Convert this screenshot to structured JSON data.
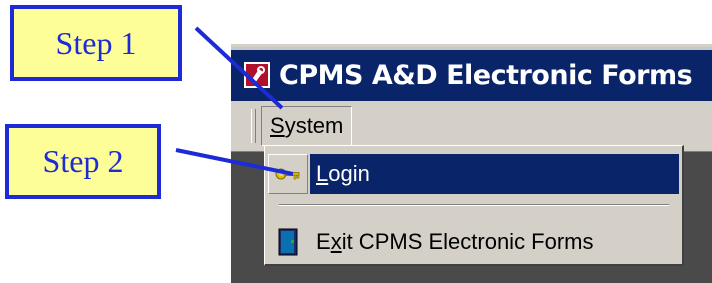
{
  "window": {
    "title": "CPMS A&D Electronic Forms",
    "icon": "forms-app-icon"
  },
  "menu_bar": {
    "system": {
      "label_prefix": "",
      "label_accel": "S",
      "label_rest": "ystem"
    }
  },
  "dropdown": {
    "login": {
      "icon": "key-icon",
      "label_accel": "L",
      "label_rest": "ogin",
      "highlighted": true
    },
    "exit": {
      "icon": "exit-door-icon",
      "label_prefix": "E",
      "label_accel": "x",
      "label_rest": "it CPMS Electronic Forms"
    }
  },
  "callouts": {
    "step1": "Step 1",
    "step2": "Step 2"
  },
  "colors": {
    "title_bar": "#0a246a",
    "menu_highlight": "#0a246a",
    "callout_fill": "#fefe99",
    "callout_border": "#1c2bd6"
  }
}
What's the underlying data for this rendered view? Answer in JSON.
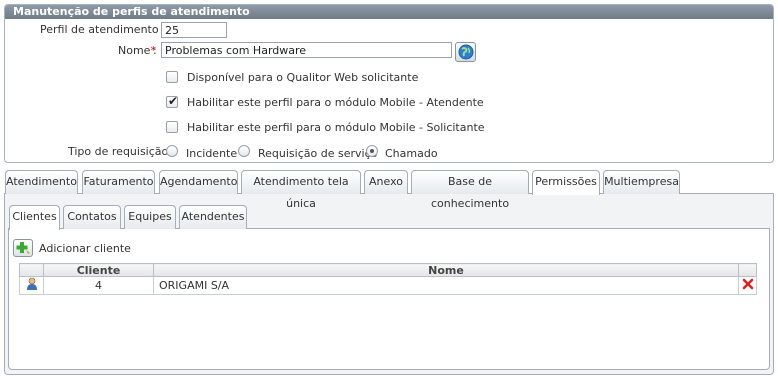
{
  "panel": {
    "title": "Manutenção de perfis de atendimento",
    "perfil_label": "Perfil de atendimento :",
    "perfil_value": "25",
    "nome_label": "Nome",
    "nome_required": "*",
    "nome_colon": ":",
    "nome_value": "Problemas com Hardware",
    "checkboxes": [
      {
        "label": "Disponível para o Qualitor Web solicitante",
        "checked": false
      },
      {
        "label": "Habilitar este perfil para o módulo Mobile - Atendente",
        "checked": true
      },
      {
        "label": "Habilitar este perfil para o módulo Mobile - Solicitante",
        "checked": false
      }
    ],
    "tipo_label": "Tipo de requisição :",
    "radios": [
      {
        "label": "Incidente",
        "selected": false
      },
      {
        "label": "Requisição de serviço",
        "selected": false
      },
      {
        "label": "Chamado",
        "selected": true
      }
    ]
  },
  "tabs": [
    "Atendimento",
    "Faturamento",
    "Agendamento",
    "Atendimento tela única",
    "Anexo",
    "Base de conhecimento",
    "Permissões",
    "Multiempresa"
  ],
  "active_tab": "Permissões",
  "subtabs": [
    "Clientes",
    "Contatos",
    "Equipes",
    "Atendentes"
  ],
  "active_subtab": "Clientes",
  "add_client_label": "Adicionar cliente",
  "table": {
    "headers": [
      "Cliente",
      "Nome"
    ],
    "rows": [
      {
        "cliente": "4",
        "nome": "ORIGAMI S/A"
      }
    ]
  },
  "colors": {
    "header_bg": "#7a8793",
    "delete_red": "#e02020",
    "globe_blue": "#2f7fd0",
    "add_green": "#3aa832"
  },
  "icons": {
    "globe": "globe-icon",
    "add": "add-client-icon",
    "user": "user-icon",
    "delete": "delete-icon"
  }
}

WHAT YOU ARE ASKED TO DO: Extract the full listing above verbatim; pictures are to be left out of the copy.

ANSWER FOR THE TASK:
Convert this screenshot to structured JSON data.
{
  "window": {
    "title": "CPMS A&D Electronic Forms",
    "icon": "forms-app-icon"
  },
  "menu_bar": {
    "system": {
      "label_prefix": "",
      "label_accel": "S",
      "label_rest": "ystem"
    }
  },
  "dropdown": {
    "login": {
      "icon": "key-icon",
      "label_accel": "L",
      "label_rest": "ogin",
      "highlighted": true
    },
    "exit": {
      "icon": "exit-door-icon",
      "label_prefix": "E",
      "label_accel": "x",
      "label_rest": "it CPMS Electronic Forms"
    }
  },
  "callouts": {
    "step1": "Step 1",
    "step2": "Step 2"
  },
  "colors": {
    "title_bar": "#0a246a",
    "menu_highlight": "#0a246a",
    "callout_fill": "#fefe99",
    "callout_border": "#1c2bd6"
  }
}
What's the underlying data for this rendered view? Answer in JSON.
{
  "panel": {
    "title": "Manutenção de perfis de atendimento",
    "perfil_label": "Perfil de atendimento :",
    "perfil_value": "25",
    "nome_label": "Nome",
    "nome_required": "*",
    "nome_colon": ":",
    "nome_value": "Problemas com Hardware",
    "checkboxes": [
      {
        "label": "Disponível para o Qualitor Web solicitante",
        "checked": false
      },
      {
        "label": "Habilitar este perfil para o módulo Mobile - Atendente",
        "checked": true
      },
      {
        "label": "Habilitar este perfil para o módulo Mobile - Solicitante",
        "checked": false
      }
    ],
    "tipo_label": "Tipo de requisição :",
    "radios": [
      {
        "label": "Incidente",
        "selected": false
      },
      {
        "label": "Requisição de serviço",
        "selected": false
      },
      {
        "label": "Chamado",
        "selected": true
      }
    ]
  },
  "tabs": [
    "Atendimento",
    "Faturamento",
    "Agendamento",
    "Atendimento tela única",
    "Anexo",
    "Base de conhecimento",
    "Permissões",
    "Multiempresa"
  ],
  "active_tab": "Permissões",
  "subtabs": [
    "Clientes",
    "Contatos",
    "Equipes",
    "Atendentes"
  ],
  "active_subtab": "Clientes",
  "add_client_label": "Adicionar cliente",
  "table": {
    "headers": [
      "Cliente",
      "Nome"
    ],
    "rows": [
      {
        "cliente": "4",
        "nome": "ORIGAMI S/A"
      }
    ]
  },
  "colors": {
    "header_bg": "#7a8793",
    "delete_red": "#e02020",
    "globe_blue": "#2f7fd0",
    "add_green": "#3aa832"
  },
  "icons": {
    "globe": "globe-icon",
    "add": "add-client-icon",
    "user": "user-icon",
    "delete": "delete-icon"
  }
}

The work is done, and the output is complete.